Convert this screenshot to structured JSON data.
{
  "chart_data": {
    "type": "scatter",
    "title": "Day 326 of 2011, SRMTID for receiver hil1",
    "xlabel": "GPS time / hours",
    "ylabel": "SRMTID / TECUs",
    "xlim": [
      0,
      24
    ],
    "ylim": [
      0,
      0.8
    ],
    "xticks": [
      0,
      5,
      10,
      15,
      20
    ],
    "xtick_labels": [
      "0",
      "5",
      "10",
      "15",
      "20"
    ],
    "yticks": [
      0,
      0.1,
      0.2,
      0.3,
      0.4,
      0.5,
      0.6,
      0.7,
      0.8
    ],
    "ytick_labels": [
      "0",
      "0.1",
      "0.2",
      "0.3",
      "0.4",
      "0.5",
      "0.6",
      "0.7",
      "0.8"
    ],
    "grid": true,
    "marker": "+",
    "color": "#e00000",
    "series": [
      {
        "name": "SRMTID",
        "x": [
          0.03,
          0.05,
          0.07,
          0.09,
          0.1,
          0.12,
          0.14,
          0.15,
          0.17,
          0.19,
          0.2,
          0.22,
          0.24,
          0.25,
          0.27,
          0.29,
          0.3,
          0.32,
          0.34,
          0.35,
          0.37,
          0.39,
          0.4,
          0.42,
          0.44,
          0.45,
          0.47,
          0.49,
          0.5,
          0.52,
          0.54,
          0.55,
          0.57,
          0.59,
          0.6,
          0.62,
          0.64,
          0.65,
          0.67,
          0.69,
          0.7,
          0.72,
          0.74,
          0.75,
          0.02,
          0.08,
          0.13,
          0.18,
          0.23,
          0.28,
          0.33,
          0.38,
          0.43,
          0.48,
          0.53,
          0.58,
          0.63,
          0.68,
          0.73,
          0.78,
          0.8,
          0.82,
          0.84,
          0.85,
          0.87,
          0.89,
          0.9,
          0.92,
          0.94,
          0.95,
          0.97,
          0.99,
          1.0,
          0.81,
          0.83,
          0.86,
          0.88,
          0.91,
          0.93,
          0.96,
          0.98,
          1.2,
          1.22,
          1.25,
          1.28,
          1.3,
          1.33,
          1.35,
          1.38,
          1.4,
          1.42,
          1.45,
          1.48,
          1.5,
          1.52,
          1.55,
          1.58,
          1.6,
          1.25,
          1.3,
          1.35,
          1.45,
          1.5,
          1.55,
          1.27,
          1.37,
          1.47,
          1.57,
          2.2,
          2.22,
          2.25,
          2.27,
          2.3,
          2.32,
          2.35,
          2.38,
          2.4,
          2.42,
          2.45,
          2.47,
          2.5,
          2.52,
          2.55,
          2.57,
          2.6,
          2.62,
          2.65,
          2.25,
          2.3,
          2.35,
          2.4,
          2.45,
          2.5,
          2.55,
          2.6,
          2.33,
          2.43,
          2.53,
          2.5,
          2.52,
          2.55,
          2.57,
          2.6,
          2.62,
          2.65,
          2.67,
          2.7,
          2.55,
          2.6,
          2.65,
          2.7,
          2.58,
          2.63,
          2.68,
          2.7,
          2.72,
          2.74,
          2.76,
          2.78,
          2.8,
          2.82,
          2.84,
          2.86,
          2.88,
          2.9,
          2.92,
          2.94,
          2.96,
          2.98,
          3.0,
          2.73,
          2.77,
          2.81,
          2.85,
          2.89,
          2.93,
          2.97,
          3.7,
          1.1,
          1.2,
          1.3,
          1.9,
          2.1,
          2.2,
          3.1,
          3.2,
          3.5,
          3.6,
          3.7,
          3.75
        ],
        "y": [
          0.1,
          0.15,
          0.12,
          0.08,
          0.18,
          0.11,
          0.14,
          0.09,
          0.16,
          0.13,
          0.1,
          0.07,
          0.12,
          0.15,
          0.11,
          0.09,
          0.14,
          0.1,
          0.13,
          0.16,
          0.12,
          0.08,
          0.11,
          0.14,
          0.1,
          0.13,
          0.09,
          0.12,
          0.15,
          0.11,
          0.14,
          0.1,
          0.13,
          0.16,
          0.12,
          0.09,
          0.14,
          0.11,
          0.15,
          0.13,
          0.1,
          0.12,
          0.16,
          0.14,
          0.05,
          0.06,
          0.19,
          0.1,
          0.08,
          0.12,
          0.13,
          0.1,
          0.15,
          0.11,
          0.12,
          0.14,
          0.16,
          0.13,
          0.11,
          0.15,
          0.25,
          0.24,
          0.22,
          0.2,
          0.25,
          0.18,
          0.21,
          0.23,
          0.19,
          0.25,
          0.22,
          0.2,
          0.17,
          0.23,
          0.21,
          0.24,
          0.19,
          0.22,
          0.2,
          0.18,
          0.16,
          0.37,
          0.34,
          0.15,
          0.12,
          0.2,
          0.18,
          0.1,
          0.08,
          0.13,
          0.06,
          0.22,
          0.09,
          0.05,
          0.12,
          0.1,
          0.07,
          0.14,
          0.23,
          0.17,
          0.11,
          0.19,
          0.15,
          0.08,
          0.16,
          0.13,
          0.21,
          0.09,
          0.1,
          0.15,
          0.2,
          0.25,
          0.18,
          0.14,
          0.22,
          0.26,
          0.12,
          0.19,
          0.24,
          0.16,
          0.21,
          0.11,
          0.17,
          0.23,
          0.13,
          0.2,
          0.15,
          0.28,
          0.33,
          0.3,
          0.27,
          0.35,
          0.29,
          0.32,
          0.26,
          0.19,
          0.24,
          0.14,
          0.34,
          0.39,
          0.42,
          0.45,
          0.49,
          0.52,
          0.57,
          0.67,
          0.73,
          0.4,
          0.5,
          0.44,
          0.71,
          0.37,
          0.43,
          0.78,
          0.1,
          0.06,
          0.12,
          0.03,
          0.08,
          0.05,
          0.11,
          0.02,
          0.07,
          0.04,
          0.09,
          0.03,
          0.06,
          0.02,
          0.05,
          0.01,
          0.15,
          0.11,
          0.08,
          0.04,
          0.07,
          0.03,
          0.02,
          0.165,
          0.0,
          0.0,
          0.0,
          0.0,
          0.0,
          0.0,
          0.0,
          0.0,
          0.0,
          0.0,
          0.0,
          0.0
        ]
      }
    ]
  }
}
☆ ☆ ☆ ☆ ☆ ☆ ☆
* DIRECTIONS FOR THIS TASK *
Above are the records; copy all of them exactly.

* ANSWER TO THIS EXERCISE *
Convert this screenshot to structured JSON data.
{
  "chart_data": {
    "type": "scatter",
    "title": "Day 326 of 2011, SRMTID for receiver hil1",
    "xlabel": "GPS time / hours",
    "ylabel": "SRMTID / TECUs",
    "xlim": [
      0,
      24
    ],
    "ylim": [
      0,
      0.8
    ],
    "xticks": [
      0,
      5,
      10,
      15,
      20
    ],
    "xtick_labels": [
      "0",
      "5",
      "10",
      "15",
      "20"
    ],
    "yticks": [
      0,
      0.1,
      0.2,
      0.3,
      0.4,
      0.5,
      0.6,
      0.7,
      0.8
    ],
    "ytick_labels": [
      "0",
      "0.1",
      "0.2",
      "0.3",
      "0.4",
      "0.5",
      "0.6",
      "0.7",
      "0.8"
    ],
    "grid": true,
    "marker": "+",
    "color": "#e00000",
    "series": [
      {
        "name": "SRMTID",
        "x": [
          0.03,
          0.05,
          0.07,
          0.09,
          0.1,
          0.12,
          0.14,
          0.15,
          0.17,
          0.19,
          0.2,
          0.22,
          0.24,
          0.25,
          0.27,
          0.29,
          0.3,
          0.32,
          0.34,
          0.35,
          0.37,
          0.39,
          0.4,
          0.42,
          0.44,
          0.45,
          0.47,
          0.49,
          0.5,
          0.52,
          0.54,
          0.55,
          0.57,
          0.59,
          0.6,
          0.62,
          0.64,
          0.65,
          0.67,
          0.69,
          0.7,
          0.72,
          0.74,
          0.75,
          0.02,
          0.08,
          0.13,
          0.18,
          0.23,
          0.28,
          0.33,
          0.38,
          0.43,
          0.48,
          0.53,
          0.58,
          0.63,
          0.68,
          0.73,
          0.78,
          0.8,
          0.82,
          0.84,
          0.85,
          0.87,
          0.89,
          0.9,
          0.92,
          0.94,
          0.95,
          0.97,
          0.99,
          1.0,
          0.81,
          0.83,
          0.86,
          0.88,
          0.91,
          0.93,
          0.96,
          0.98,
          1.2,
          1.22,
          1.25,
          1.28,
          1.3,
          1.33,
          1.35,
          1.38,
          1.4,
          1.42,
          1.45,
          1.48,
          1.5,
          1.52,
          1.55,
          1.58,
          1.6,
          1.25,
          1.3,
          1.35,
          1.45,
          1.5,
          1.55,
          1.27,
          1.37,
          1.47,
          1.57,
          2.2,
          2.22,
          2.25,
          2.27,
          2.3,
          2.32,
          2.35,
          2.38,
          2.4,
          2.42,
          2.45,
          2.47,
          2.5,
          2.52,
          2.55,
          2.57,
          2.6,
          2.62,
          2.65,
          2.25,
          2.3,
          2.35,
          2.4,
          2.45,
          2.5,
          2.55,
          2.6,
          2.33,
          2.43,
          2.53,
          2.5,
          2.52,
          2.55,
          2.57,
          2.6,
          2.62,
          2.65,
          2.67,
          2.7,
          2.55,
          2.6,
          2.65,
          2.7,
          2.58,
          2.63,
          2.68,
          2.7,
          2.72,
          2.74,
          2.76,
          2.78,
          2.8,
          2.82,
          2.84,
          2.86,
          2.88,
          2.9,
          2.92,
          2.94,
          2.96,
          2.98,
          3.0,
          2.73,
          2.77,
          2.81,
          2.85,
          2.89,
          2.93,
          2.97,
          3.7,
          1.1,
          1.2,
          1.3,
          1.9,
          2.1,
          2.2,
          3.1,
          3.2,
          3.5,
          3.6,
          3.7,
          3.75
        ],
        "y": [
          0.1,
          0.15,
          0.12,
          0.08,
          0.18,
          0.11,
          0.14,
          0.09,
          0.16,
          0.13,
          0.1,
          0.07,
          0.12,
          0.15,
          0.11,
          0.09,
          0.14,
          0.1,
          0.13,
          0.16,
          0.12,
          0.08,
          0.11,
          0.14,
          0.1,
          0.13,
          0.09,
          0.12,
          0.15,
          0.11,
          0.14,
          0.1,
          0.13,
          0.16,
          0.12,
          0.09,
          0.14,
          0.11,
          0.15,
          0.13,
          0.1,
          0.12,
          0.16,
          0.14,
          0.05,
          0.06,
          0.19,
          0.1,
          0.08,
          0.12,
          0.13,
          0.1,
          0.15,
          0.11,
          0.12,
          0.14,
          0.16,
          0.13,
          0.11,
          0.15,
          0.25,
          0.24,
          0.22,
          0.2,
          0.25,
          0.18,
          0.21,
          0.23,
          0.19,
          0.25,
          0.22,
          0.2,
          0.17,
          0.23,
          0.21,
          0.24,
          0.19,
          0.22,
          0.2,
          0.18,
          0.16,
          0.37,
          0.34,
          0.15,
          0.12,
          0.2,
          0.18,
          0.1,
          0.08,
          0.13,
          0.06,
          0.22,
          0.09,
          0.05,
          0.12,
          0.1,
          0.07,
          0.14,
          0.23,
          0.17,
          0.11,
          0.19,
          0.15,
          0.08,
          0.16,
          0.13,
          0.21,
          0.09,
          0.1,
          0.15,
          0.2,
          0.25,
          0.18,
          0.14,
          0.22,
          0.26,
          0.12,
          0.19,
          0.24,
          0.16,
          0.21,
          0.11,
          0.17,
          0.23,
          0.13,
          0.2,
          0.15,
          0.28,
          0.33,
          0.3,
          0.27,
          0.35,
          0.29,
          0.32,
          0.26,
          0.19,
          0.24,
          0.14,
          0.34,
          0.39,
          0.42,
          0.45,
          0.49,
          0.52,
          0.57,
          0.67,
          0.73,
          0.4,
          0.5,
          0.44,
          0.71,
          0.37,
          0.43,
          0.78,
          0.1,
          0.06,
          0.12,
          0.03,
          0.08,
          0.05,
          0.11,
          0.02,
          0.07,
          0.04,
          0.09,
          0.03,
          0.06,
          0.02,
          0.05,
          0.01,
          0.15,
          0.11,
          0.08,
          0.04,
          0.07,
          0.03,
          0.02,
          0.165,
          0.0,
          0.0,
          0.0,
          0.0,
          0.0,
          0.0,
          0.0,
          0.0,
          0.0,
          0.0,
          0.0,
          0.0
        ]
      }
    ]
  }
}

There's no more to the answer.